-- Data to process --
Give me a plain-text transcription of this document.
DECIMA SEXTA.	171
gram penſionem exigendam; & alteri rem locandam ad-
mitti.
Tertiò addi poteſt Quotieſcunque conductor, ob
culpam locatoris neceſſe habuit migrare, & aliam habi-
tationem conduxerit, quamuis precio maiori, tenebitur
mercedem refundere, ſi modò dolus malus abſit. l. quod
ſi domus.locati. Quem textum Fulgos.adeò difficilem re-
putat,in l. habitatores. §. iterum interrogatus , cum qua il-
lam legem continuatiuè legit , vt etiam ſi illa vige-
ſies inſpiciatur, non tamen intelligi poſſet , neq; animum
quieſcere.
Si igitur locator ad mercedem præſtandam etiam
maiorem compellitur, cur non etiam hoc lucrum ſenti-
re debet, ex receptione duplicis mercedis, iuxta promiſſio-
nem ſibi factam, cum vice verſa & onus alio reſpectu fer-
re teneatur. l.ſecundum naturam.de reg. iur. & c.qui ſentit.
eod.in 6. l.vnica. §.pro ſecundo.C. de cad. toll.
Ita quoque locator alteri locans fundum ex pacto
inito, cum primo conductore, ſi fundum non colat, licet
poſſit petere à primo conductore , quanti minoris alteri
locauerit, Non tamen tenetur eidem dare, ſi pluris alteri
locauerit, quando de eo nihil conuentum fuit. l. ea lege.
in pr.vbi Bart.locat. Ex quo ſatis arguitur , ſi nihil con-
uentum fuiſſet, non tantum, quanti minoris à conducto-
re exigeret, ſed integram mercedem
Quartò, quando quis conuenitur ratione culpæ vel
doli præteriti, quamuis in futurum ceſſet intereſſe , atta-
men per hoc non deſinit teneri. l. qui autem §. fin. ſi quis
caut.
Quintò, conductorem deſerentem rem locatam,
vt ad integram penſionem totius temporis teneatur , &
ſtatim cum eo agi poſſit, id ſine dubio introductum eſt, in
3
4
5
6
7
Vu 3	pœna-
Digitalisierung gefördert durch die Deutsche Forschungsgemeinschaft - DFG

-- Work to do --
Extract the whole listing, character for character.

-- Exercise solution --
Give me a plain-text transcription of this document.
DECIMA SEXTA.	171
gram penſionem exigendam; & alteri rem locandam ad-
mitti.
Tertiò addi poteſt Quotieſcunque conductor, ob
culpam locatoris neceſſe habuit migrare, & aliam habi-
tationem conduxerit, quamuis precio maiori, tenebitur
mercedem refundere, ſi modò dolus malus abſit. l. quod
ſi domus.locati. Quem textum Fulgos.adeò difficilem re-
putat,in l. habitatores. §. iterum interrogatus , cum qua il-
lam legem continuatiuè legit , vt etiam ſi illa vige-
ſies inſpiciatur, non tamen intelligi poſſet , neq; animum
quieſcere.
Si igitur locator ad mercedem præſtandam etiam
maiorem compellitur, cur non etiam hoc lucrum ſenti-
re debet, ex receptione duplicis mercedis, iuxta promiſſio-
nem ſibi factam, cum vice verſa & onus alio reſpectu fer-
re teneatur. l.ſecundum naturam.de reg. iur. & c.qui ſentit.
eod.in 6. l.vnica. §.pro ſecundo.C. de cad. toll.
Ita quoque locator alteri locans fundum ex pacto
inito, cum primo conductore, ſi fundum non colat, licet
poſſit petere à primo conductore , quanti minoris alteri
locauerit, Non tamen tenetur eidem dare, ſi pluris alteri
locauerit, quando de eo nihil conuentum fuit. l. ea lege.
in pr.vbi Bart.locat. Ex quo ſatis arguitur , ſi nihil con-
uentum fuiſſet, non tantum, quanti minoris à conducto-
re exigeret, ſed integram mercedem
Quartò, quando quis conuenitur ratione culpæ vel
doli præteriti, quamuis in futurum ceſſet intereſſe , atta-
men per hoc non deſinit teneri. l. qui autem §. fin. ſi quis
caut.
Quintò, conductorem deſerentem rem locatam,
vt ad integram penſionem totius temporis teneatur , &
ſtatim cum eo agi poſſit, id ſine dubio introductum eſt, in
3
4
5
6
7
Vu 3	pœna-
Digitalisierung gefördert durch die Deutsche Forschungsgemeinschaft - DFG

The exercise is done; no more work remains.